» DIRECTION
Using the data below, copy each line that includes the word "acid".

-*-

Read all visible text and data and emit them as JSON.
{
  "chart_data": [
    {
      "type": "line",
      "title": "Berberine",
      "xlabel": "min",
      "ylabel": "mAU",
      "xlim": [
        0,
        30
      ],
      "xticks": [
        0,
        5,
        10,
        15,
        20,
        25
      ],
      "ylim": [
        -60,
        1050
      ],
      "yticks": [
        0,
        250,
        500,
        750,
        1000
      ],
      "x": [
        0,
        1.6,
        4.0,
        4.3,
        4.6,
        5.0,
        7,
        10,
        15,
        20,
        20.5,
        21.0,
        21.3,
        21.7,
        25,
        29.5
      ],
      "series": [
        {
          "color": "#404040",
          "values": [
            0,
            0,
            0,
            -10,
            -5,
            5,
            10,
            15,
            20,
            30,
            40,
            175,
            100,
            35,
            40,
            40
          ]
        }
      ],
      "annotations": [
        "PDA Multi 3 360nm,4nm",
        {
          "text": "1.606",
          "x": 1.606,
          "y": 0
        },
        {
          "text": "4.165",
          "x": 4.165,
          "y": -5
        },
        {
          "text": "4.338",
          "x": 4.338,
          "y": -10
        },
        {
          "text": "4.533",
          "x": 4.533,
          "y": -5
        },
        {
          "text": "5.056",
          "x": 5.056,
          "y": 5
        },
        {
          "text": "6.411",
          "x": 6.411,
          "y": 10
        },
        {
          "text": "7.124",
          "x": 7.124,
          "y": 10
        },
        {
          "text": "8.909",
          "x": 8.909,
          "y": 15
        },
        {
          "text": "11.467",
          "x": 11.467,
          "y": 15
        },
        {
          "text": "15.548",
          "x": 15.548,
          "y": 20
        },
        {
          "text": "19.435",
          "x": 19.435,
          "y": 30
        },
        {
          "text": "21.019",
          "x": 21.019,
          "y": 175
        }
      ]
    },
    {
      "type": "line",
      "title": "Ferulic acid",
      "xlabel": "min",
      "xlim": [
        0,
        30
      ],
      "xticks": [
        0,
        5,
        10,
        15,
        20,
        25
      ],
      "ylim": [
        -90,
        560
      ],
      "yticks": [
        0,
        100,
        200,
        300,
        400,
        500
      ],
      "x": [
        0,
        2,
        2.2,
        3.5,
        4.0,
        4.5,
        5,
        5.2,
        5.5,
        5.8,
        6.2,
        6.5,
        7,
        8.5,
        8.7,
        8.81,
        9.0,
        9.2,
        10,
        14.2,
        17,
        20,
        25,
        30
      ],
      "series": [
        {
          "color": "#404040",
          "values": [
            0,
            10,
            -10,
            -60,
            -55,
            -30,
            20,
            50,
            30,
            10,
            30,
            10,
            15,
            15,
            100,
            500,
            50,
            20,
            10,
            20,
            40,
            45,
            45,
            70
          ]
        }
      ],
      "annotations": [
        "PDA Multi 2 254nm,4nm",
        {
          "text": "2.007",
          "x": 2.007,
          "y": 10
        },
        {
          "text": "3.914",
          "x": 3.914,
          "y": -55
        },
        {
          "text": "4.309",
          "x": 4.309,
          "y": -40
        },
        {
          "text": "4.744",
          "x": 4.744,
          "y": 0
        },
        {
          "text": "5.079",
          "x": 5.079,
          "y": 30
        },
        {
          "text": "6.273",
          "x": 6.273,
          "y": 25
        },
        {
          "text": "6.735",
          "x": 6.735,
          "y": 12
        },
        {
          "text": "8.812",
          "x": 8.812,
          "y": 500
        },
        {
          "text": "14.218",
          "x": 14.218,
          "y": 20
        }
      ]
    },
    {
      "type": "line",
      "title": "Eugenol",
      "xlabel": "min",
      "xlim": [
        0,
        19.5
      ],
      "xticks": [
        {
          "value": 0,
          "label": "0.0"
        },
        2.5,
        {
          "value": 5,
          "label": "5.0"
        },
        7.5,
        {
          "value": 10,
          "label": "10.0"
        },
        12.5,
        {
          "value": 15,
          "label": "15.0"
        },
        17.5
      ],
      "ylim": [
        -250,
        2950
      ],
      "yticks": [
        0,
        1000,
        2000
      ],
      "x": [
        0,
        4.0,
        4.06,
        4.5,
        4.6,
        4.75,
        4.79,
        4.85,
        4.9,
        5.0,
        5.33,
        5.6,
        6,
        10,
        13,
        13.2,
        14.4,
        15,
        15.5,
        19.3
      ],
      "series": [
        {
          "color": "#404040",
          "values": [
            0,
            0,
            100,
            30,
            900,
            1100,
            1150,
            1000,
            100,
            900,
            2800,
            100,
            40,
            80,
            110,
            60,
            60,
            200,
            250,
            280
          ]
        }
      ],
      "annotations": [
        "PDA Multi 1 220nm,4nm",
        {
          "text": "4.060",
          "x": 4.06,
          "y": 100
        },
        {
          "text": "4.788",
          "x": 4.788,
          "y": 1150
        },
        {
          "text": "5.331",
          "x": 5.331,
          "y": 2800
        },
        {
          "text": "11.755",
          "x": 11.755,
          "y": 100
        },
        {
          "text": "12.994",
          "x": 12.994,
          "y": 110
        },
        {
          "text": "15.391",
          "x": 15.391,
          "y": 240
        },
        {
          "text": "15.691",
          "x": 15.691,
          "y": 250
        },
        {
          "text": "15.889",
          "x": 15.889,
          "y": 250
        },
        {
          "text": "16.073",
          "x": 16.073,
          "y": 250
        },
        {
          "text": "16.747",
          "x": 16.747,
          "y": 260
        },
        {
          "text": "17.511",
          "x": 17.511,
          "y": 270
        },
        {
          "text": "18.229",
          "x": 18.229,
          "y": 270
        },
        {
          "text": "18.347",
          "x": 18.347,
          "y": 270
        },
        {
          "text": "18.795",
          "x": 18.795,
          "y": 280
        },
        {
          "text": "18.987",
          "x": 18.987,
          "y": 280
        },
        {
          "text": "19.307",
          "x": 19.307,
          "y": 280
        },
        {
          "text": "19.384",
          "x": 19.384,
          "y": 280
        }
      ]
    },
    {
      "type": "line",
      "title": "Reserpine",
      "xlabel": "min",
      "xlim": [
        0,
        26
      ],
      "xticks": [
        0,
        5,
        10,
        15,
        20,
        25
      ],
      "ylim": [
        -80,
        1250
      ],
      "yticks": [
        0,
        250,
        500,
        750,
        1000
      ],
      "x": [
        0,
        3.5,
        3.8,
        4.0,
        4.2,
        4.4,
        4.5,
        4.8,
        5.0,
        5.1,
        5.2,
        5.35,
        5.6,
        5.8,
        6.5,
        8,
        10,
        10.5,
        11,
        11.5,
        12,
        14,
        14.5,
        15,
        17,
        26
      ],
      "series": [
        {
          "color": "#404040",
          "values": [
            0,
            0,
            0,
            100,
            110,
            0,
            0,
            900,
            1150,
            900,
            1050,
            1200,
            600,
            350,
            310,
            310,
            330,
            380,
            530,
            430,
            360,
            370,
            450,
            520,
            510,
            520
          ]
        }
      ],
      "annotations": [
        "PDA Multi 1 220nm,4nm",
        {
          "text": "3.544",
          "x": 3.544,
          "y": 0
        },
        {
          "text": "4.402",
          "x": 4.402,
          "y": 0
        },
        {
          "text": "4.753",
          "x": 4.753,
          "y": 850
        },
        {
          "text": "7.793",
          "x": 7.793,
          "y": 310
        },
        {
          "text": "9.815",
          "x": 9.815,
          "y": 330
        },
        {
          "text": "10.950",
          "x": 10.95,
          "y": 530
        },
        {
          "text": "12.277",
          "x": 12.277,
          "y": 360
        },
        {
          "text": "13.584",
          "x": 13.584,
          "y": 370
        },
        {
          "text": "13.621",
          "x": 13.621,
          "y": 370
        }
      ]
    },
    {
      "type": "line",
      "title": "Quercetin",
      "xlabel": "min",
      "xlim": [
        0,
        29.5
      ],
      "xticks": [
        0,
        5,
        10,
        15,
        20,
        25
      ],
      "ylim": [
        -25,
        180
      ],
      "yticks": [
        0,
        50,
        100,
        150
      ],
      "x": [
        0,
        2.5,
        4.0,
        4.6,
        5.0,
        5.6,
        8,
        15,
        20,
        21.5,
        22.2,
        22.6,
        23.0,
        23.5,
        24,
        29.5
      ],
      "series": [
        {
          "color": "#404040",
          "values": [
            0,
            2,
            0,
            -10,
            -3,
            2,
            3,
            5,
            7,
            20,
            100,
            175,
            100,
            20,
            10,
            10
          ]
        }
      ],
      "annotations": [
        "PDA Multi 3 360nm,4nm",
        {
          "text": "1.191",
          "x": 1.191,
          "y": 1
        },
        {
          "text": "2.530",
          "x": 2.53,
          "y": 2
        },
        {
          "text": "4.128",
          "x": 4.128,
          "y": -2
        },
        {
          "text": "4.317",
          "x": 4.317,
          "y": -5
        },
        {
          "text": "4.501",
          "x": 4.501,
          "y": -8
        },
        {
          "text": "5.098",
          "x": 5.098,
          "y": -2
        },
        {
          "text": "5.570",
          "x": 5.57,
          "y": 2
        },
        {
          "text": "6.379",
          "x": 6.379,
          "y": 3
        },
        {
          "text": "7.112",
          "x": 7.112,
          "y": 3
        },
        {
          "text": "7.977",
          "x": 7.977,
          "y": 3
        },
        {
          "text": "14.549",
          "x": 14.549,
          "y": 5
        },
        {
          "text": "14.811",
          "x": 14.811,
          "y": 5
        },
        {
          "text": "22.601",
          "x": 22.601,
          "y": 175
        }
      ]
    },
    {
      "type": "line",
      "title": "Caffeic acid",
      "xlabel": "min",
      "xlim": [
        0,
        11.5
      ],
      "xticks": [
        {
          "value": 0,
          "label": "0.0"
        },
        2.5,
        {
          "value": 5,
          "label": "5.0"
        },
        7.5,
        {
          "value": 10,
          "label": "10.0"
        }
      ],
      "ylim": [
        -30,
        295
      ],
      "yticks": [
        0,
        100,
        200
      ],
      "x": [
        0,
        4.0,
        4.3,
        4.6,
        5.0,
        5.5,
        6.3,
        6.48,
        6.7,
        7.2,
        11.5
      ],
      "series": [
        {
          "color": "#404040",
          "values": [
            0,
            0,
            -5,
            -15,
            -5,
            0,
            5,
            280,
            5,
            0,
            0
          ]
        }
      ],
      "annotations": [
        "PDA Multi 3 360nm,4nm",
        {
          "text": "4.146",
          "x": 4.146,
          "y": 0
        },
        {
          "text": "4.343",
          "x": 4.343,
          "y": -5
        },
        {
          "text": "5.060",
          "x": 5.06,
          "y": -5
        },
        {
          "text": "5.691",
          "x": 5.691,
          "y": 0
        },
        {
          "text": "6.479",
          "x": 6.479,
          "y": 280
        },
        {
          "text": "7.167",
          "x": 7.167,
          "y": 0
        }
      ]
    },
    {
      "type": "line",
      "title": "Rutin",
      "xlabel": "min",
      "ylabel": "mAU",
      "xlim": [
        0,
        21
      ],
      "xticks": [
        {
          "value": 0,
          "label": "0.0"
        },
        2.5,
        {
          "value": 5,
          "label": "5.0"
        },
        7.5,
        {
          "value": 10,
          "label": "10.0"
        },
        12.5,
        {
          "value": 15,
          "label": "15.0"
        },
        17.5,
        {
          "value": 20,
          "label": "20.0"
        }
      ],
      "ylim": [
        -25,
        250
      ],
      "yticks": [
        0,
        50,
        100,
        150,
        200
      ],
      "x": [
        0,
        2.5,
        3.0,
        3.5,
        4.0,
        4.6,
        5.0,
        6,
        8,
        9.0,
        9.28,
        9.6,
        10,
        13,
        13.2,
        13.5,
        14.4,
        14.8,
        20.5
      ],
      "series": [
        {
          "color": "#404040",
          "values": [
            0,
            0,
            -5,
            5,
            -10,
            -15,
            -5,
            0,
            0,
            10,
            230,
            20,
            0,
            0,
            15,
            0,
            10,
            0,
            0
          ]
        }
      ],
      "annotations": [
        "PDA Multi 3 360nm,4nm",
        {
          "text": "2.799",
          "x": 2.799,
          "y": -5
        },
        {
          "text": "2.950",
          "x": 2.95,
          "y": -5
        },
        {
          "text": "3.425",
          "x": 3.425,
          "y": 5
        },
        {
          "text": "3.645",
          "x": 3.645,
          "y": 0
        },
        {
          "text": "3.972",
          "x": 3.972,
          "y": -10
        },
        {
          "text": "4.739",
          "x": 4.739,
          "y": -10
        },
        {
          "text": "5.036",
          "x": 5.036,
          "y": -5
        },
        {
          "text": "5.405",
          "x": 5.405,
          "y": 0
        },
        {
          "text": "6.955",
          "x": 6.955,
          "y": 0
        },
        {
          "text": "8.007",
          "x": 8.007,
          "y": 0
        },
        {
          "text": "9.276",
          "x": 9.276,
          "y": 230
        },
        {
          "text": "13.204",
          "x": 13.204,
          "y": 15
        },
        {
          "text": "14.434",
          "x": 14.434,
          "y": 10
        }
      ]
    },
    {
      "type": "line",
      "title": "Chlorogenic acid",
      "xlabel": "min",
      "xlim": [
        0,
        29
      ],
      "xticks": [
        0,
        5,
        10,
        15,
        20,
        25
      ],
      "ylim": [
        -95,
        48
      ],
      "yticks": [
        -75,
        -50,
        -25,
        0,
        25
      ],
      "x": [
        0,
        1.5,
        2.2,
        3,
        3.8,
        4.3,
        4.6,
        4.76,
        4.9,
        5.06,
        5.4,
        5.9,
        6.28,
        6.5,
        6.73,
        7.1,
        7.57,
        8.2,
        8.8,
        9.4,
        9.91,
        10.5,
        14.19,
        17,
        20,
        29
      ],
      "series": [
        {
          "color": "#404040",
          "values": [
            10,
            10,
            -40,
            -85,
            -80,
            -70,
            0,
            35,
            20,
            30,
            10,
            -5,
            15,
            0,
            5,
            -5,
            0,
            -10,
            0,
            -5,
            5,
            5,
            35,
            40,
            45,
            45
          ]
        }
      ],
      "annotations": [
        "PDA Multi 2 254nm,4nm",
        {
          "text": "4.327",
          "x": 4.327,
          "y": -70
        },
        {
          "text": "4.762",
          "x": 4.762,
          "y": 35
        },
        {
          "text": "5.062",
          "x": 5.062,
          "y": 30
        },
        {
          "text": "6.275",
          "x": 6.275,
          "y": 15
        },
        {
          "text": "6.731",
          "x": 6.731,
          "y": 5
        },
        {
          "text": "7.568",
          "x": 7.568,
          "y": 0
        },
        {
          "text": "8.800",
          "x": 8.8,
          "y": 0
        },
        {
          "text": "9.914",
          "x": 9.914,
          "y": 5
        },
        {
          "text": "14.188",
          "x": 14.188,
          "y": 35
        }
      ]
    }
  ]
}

-*-

» SOLUTION TO THE EXERCISE
      "title": "Ferulic acid",
      "title": "Caffeic acid",
      "title": "Chlorogenic acid",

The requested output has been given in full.